[What you need to do]: Extract all of the entries and give them again, word for word.

╭─ Material

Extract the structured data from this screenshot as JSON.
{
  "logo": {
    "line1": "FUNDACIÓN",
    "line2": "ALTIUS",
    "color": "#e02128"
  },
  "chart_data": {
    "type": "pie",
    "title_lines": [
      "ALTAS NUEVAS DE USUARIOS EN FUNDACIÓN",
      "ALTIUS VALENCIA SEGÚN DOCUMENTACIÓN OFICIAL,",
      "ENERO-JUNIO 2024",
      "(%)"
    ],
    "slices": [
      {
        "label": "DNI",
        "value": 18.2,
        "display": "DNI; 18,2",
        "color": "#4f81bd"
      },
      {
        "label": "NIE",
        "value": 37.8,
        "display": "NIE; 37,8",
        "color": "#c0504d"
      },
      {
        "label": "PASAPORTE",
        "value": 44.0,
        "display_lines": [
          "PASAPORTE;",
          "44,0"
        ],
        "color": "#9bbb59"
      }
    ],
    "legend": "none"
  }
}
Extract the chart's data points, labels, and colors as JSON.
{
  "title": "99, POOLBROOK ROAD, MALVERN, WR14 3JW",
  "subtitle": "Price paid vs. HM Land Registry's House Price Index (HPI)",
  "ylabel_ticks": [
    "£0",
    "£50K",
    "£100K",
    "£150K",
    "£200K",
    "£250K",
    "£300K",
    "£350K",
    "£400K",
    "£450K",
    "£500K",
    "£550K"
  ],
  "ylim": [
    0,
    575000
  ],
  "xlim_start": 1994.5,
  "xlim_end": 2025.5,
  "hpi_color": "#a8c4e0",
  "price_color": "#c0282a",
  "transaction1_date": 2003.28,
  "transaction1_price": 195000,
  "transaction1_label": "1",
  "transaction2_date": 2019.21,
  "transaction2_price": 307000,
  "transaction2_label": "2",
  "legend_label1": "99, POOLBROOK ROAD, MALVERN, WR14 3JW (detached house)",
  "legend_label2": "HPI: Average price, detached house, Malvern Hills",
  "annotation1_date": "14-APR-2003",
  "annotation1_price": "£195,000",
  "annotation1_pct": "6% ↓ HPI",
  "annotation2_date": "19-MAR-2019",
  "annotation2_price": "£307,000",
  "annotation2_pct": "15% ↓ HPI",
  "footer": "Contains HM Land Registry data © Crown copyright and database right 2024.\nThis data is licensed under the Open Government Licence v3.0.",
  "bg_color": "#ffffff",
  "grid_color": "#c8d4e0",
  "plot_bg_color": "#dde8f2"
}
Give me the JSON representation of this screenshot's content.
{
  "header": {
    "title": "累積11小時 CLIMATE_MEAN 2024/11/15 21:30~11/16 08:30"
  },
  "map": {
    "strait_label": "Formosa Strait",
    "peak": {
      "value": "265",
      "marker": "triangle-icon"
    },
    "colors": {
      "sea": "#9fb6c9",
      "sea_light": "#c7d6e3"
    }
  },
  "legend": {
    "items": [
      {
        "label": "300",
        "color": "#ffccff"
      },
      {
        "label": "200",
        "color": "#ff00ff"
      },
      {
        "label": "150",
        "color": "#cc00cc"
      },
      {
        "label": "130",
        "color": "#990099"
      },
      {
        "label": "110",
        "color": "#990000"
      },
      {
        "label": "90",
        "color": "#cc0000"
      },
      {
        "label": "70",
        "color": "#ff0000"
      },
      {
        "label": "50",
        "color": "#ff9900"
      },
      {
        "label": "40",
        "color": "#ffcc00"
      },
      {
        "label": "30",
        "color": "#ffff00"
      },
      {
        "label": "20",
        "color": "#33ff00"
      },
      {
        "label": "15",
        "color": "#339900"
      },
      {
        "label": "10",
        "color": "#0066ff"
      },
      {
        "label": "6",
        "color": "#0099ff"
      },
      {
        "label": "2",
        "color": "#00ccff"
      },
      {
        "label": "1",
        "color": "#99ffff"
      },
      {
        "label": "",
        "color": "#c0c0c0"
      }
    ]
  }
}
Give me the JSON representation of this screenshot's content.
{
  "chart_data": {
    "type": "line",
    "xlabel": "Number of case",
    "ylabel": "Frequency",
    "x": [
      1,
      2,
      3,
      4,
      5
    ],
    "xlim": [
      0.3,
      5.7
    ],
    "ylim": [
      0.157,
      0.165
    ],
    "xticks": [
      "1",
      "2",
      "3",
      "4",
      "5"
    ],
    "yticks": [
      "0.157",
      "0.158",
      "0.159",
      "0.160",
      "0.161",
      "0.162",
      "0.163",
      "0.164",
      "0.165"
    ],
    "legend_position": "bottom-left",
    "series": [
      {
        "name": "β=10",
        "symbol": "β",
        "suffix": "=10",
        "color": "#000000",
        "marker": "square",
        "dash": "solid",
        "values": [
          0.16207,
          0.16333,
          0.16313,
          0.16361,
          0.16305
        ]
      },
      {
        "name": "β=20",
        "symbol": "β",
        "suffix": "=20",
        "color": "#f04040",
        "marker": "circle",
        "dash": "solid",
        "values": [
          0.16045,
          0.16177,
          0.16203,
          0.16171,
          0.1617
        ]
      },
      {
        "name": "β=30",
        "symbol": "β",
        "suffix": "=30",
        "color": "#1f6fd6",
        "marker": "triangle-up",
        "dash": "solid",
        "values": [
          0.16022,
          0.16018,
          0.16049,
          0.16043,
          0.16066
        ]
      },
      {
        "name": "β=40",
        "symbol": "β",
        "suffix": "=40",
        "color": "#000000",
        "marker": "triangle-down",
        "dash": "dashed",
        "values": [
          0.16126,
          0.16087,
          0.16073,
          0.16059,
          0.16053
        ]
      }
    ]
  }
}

╰─

[Result]:
Extract the structured data from this screenshot as JSON.
{
  "logo": {
    "line1": "FUNDACIÓN",
    "line2": "ALTIUS",
    "color": "#e02128"
  },
  "chart_data": {
    "type": "pie",
    "title_lines": [
      "ALTAS NUEVAS DE USUARIOS EN FUNDACIÓN",
      "ALTIUS VALENCIA SEGÚN DOCUMENTACIÓN OFICIAL,",
      "ENERO-JUNIO 2024",
      "(%)"
    ],
    "slices": [
      {
        "label": "DNI",
        "value": 18.2,
        "display": "DNI; 18,2",
        "color": "#4f81bd"
      },
      {
        "label": "NIE",
        "value": 37.8,
        "display": "NIE; 37,8",
        "color": "#c0504d"
      },
      {
        "label": "PASAPORTE",
        "value": 44.0,
        "display_lines": [
          "PASAPORTE;",
          "44,0"
        ],
        "color": "#9bbb59"
      }
    ],
    "legend": "none"
  }
}
Extract the chart's data points, labels, and colors as JSON.
{
  "title": "99, POOLBROOK ROAD, MALVERN, WR14 3JW",
  "subtitle": "Price paid vs. HM Land Registry's House Price Index (HPI)",
  "ylabel_ticks": [
    "£0",
    "£50K",
    "£100K",
    "£150K",
    "£200K",
    "£250K",
    "£300K",
    "£350K",
    "£400K",
    "£450K",
    "£500K",
    "£550K"
  ],
  "ylim": [
    0,
    575000
  ],
  "xlim_start": 1994.5,
  "xlim_end": 2025.5,
  "hpi_color": "#a8c4e0",
  "price_color": "#c0282a",
  "transaction1_date": 2003.28,
  "transaction1_price": 195000,
  "transaction1_label": "1",
  "transaction2_date": 2019.21,
  "transaction2_price": 307000,
  "transaction2_label": "2",
  "legend_label1": "99, POOLBROOK ROAD, MALVERN, WR14 3JW (detached house)",
  "legend_label2": "HPI: Average price, detached house, Malvern Hills",
  "annotation1_date": "14-APR-2003",
  "annotation1_price": "£195,000",
  "annotation1_pct": "6% ↓ HPI",
  "annotation2_date": "19-MAR-2019",
  "annotation2_price": "£307,000",
  "annotation2_pct": "15% ↓ HPI",
  "footer": "Contains HM Land Registry data © Crown copyright and database right 2024.\nThis data is licensed under the Open Government Licence v3.0.",
  "bg_color": "#ffffff",
  "grid_color": "#c8d4e0",
  "plot_bg_color": "#dde8f2"
}
Give me the JSON representation of this screenshot's content.
{
  "header": {
    "title": "累積11小時 CLIMATE_MEAN 2024/11/15 21:30~11/16 08:30"
  },
  "map": {
    "strait_label": "Formosa Strait",
    "peak": {
      "value": "265",
      "marker": "triangle-icon"
    },
    "colors": {
      "sea": "#9fb6c9",
      "sea_light": "#c7d6e3"
    }
  },
  "legend": {
    "items": [
      {
        "label": "300",
        "color": "#ffccff"
      },
      {
        "label": "200",
        "color": "#ff00ff"
      },
      {
        "label": "150",
        "color": "#cc00cc"
      },
      {
        "label": "130",
        "color": "#990099"
      },
      {
        "label": "110",
        "color": "#990000"
      },
      {
        "label": "90",
        "color": "#cc0000"
      },
      {
        "label": "70",
        "color": "#ff0000"
      },
      {
        "label": "50",
        "color": "#ff9900"
      },
      {
        "label": "40",
        "color": "#ffcc00"
      },
      {
        "label": "30",
        "color": "#ffff00"
      },
      {
        "label": "20",
        "color": "#33ff00"
      },
      {
        "label": "15",
        "color": "#339900"
      },
      {
        "label": "10",
        "color": "#0066ff"
      },
      {
        "label": "6",
        "color": "#0099ff"
      },
      {
        "label": "2",
        "color": "#00ccff"
      },
      {
        "label": "1",
        "color": "#99ffff"
      },
      {
        "label": "",
        "color": "#c0c0c0"
      }
    ]
  }
}
Give me the JSON representation of this screenshot's content.
{
  "chart_data": {
    "type": "line",
    "xlabel": "Number of case",
    "ylabel": "Frequency",
    "x": [
      1,
      2,
      3,
      4,
      5
    ],
    "xlim": [
      0.3,
      5.7
    ],
    "ylim": [
      0.157,
      0.165
    ],
    "xticks": [
      "1",
      "2",
      "3",
      "4",
      "5"
    ],
    "yticks": [
      "0.157",
      "0.158",
      "0.159",
      "0.160",
      "0.161",
      "0.162",
      "0.163",
      "0.164",
      "0.165"
    ],
    "legend_position": "bottom-left",
    "series": [
      {
        "name": "β=10",
        "symbol": "β",
        "suffix": "=10",
        "color": "#000000",
        "marker": "square",
        "dash": "solid",
        "values": [
          0.16207,
          0.16333,
          0.16313,
          0.16361,
          0.16305
        ]
      },
      {
        "name": "β=20",
        "symbol": "β",
        "suffix": "=20",
        "color": "#f04040",
        "marker": "circle",
        "dash": "solid",
        "values": [
          0.16045,
          0.16177,
          0.16203,
          0.16171,
          0.1617
        ]
      },
      {
        "name": "β=30",
        "symbol": "β",
        "suffix": "=30",
        "color": "#1f6fd6",
        "marker": "triangle-up",
        "dash": "solid",
        "values": [
          0.16022,
          0.16018,
          0.16049,
          0.16043,
          0.16066
        ]
      },
      {
        "name": "β=40",
        "symbol": "β",
        "suffix": "=40",
        "color": "#000000",
        "marker": "triangle-down",
        "dash": "dashed",
        "values": [
          0.16126,
          0.16087,
          0.16073,
          0.16059,
          0.16053
        ]
      }
    ]
  }
}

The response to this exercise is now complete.